Stored records:
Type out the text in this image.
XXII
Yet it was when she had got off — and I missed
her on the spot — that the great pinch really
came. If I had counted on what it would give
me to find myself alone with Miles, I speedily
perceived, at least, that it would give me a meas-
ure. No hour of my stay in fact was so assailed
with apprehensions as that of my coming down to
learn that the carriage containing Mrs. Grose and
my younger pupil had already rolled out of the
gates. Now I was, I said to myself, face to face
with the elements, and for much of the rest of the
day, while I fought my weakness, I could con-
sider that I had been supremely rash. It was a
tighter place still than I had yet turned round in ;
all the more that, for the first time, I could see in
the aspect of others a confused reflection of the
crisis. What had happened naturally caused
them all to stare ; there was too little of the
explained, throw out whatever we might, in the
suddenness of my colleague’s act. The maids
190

__GIVEN INSTRUCTION__. Above are the records; retype them all without a single difference.

__THE REPLY__.
Type out the text in this image.
XXII
Yet it was when she had got off — and I missed
her on the spot — that the great pinch really
came. If I had counted on what it would give
me to find myself alone with Miles, I speedily
perceived, at least, that it would give me a meas-
ure. No hour of my stay in fact was so assailed
with apprehensions as that of my coming down to
learn that the carriage containing Mrs. Grose and
my younger pupil had already rolled out of the
gates. Now I was, I said to myself, face to face
with the elements, and for much of the rest of the
day, while I fought my weakness, I could con-
sider that I had been supremely rash. It was a
tighter place still than I had yet turned round in ;
all the more that, for the first time, I could see in
the aspect of others a confused reflection of the
crisis. What had happened naturally caused
them all to stare ; there was too little of the
explained, throw out whatever we might, in the
suddenness of my colleague’s act. The maids
190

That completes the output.